Ejercicio propuesto: Reproduce al pie de la letra las líneas del material, desde la primera hasta la línea que contiene "bar-value-label: 101 xyxy=(295,842,318,877)", ambas incluidas.
****
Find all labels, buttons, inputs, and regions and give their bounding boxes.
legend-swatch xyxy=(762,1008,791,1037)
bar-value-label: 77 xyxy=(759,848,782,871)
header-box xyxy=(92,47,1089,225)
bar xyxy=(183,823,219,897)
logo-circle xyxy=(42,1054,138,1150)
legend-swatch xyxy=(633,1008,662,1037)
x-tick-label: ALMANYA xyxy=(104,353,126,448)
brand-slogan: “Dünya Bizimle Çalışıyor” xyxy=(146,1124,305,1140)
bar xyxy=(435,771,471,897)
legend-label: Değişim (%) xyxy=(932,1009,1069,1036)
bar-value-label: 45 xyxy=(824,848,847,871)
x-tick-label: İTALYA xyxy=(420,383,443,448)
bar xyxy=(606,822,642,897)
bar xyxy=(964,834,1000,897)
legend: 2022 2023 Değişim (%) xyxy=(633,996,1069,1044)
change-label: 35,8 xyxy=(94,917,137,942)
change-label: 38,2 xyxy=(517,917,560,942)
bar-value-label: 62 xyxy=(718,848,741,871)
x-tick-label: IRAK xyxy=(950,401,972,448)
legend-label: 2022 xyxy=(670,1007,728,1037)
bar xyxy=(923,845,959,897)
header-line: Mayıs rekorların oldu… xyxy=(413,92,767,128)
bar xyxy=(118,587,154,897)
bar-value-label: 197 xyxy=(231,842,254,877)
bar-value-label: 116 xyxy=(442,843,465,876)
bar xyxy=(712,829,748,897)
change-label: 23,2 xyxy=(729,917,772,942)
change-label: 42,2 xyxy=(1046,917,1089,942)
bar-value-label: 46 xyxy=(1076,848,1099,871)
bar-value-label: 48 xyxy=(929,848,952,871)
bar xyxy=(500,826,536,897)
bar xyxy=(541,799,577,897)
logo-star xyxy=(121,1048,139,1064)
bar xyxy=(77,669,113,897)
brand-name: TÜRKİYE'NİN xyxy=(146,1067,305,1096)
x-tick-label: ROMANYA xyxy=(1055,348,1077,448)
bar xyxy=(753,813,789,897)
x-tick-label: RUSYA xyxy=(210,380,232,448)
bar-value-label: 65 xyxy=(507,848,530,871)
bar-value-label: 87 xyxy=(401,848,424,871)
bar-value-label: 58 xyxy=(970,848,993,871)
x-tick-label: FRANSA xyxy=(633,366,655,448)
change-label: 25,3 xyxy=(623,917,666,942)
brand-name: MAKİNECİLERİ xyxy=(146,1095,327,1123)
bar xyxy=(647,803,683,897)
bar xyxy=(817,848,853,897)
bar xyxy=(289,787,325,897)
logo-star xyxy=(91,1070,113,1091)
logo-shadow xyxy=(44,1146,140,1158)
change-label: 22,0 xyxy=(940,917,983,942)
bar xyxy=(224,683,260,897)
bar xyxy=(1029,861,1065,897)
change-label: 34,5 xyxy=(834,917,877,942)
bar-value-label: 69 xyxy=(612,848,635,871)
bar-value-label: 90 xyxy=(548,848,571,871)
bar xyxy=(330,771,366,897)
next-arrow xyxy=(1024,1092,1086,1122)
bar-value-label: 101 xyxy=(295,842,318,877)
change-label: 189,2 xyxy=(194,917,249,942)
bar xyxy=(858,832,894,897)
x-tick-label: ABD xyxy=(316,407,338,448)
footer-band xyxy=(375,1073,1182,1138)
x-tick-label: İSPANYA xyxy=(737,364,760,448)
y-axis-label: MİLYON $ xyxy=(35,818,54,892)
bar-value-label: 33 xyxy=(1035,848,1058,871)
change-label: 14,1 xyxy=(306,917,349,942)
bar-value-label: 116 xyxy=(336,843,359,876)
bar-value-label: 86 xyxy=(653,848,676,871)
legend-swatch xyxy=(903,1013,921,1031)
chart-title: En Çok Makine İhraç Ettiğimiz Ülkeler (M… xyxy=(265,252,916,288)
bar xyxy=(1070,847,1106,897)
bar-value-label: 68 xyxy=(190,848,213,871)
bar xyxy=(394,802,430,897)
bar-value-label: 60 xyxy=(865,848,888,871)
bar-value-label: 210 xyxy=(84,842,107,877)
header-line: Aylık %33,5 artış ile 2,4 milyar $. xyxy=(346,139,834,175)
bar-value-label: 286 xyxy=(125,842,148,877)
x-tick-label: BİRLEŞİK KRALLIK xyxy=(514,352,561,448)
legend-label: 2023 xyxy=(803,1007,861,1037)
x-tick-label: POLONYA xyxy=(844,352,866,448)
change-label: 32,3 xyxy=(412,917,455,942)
****
La respuesta:
Find all labels, buttons, inputs, and regions and give their bounding boxes.
legend-swatch xyxy=(762,1008,791,1037)
bar-value-label: 77 xyxy=(759,848,782,871)
header-box xyxy=(92,47,1089,225)
bar xyxy=(183,823,219,897)
logo-circle xyxy=(42,1054,138,1150)
legend-swatch xyxy=(633,1008,662,1037)
x-tick-label: ALMANYA xyxy=(104,353,126,448)
brand-slogan: “Dünya Bizimle Çalışıyor” xyxy=(146,1124,305,1140)
bar xyxy=(435,771,471,897)
legend-label: Değişim (%) xyxy=(932,1009,1069,1036)
bar-value-label: 45 xyxy=(824,848,847,871)
x-tick-label: İTALYA xyxy=(420,383,443,448)
bar xyxy=(606,822,642,897)
bar xyxy=(964,834,1000,897)
legend: 2022 2023 Değişim (%) xyxy=(633,996,1069,1044)
change-label: 35,8 xyxy=(94,917,137,942)
change-label: 38,2 xyxy=(517,917,560,942)
bar-value-label: 62 xyxy=(718,848,741,871)
x-tick-label: IRAK xyxy=(950,401,972,448)
legend-label: 2022 xyxy=(670,1007,728,1037)
bar xyxy=(923,845,959,897)
header-line: Mayıs rekorların oldu… xyxy=(413,92,767,128)
bar xyxy=(118,587,154,897)
bar-value-label: 197 xyxy=(231,842,254,877)
bar-value-label: 116 xyxy=(442,843,465,876)
bar xyxy=(712,829,748,897)
change-label: 23,2 xyxy=(729,917,772,942)
change-label: 42,2 xyxy=(1046,917,1089,942)
bar-value-label: 46 xyxy=(1076,848,1099,871)
bar-value-label: 48 xyxy=(929,848,952,871)
bar xyxy=(500,826,536,897)
bar xyxy=(541,799,577,897)
logo-star xyxy=(121,1048,139,1064)
bar xyxy=(77,669,113,897)
brand-name: TÜRKİYE'NİN xyxy=(146,1067,305,1096)
x-tick-label: ROMANYA xyxy=(1055,348,1077,448)
bar xyxy=(753,813,789,897)
x-tick-label: RUSYA xyxy=(210,380,232,448)
bar-value-label: 65 xyxy=(507,848,530,871)
bar-value-label: 87 xyxy=(401,848,424,871)
bar-value-label: 58 xyxy=(970,848,993,871)
x-tick-label: FRANSA xyxy=(633,366,655,448)
change-label: 25,3 xyxy=(623,917,666,942)
brand-name: MAKİNECİLERİ xyxy=(146,1095,327,1123)
bar xyxy=(647,803,683,897)
bar xyxy=(817,848,853,897)
bar xyxy=(289,787,325,897)
logo-star xyxy=(91,1070,113,1091)
logo-shadow xyxy=(44,1146,140,1158)
change-label: 22,0 xyxy=(940,917,983,942)
bar xyxy=(224,683,260,897)
bar xyxy=(1029,861,1065,897)
change-label: 34,5 xyxy=(834,917,877,942)
bar-value-label: 69 xyxy=(612,848,635,871)
bar-value-label: 90 xyxy=(548,848,571,871)
bar xyxy=(330,771,366,897)
next-arrow xyxy=(1024,1092,1086,1122)
bar-value-label: 101 xyxy=(295,842,318,877)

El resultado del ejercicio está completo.